** What to produce **
Find each line holding the word "color" and give the total alone.

** Records to use **
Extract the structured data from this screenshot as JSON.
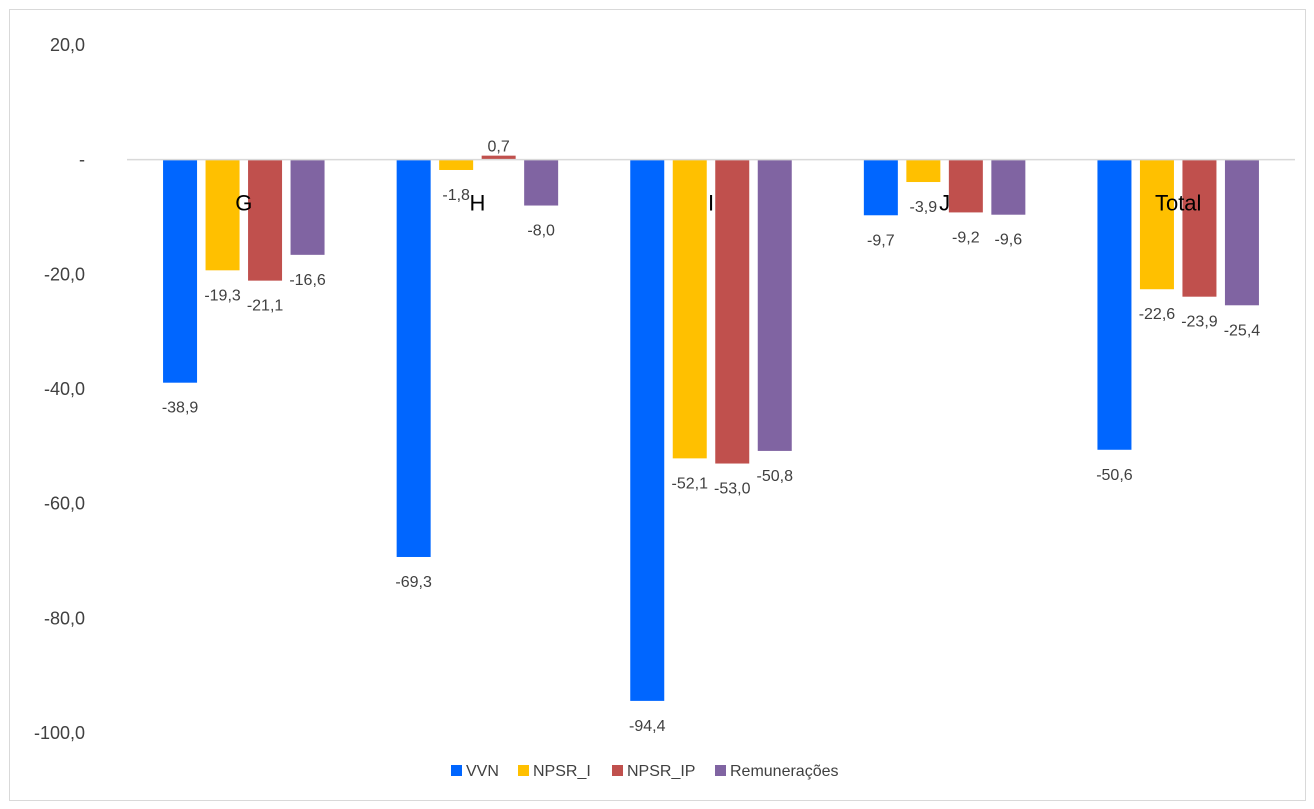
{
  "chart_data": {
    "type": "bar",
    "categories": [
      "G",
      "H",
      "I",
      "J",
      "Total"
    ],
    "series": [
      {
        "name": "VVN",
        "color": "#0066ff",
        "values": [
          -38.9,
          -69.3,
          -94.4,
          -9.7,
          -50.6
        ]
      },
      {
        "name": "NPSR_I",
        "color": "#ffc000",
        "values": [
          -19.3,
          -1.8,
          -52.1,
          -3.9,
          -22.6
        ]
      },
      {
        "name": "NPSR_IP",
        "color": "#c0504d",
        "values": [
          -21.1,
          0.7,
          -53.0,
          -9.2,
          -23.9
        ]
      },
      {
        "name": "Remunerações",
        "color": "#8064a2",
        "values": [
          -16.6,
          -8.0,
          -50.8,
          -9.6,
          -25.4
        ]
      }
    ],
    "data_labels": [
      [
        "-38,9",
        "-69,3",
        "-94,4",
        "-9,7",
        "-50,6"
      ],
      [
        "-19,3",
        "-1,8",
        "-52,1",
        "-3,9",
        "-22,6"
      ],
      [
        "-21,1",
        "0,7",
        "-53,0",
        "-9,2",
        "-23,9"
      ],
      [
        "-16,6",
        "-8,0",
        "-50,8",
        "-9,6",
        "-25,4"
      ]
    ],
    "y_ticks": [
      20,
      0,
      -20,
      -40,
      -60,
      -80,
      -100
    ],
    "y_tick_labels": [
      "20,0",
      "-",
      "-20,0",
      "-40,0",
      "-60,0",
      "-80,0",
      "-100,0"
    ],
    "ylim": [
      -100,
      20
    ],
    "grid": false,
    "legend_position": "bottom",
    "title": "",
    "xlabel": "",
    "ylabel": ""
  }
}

** Written solution **
4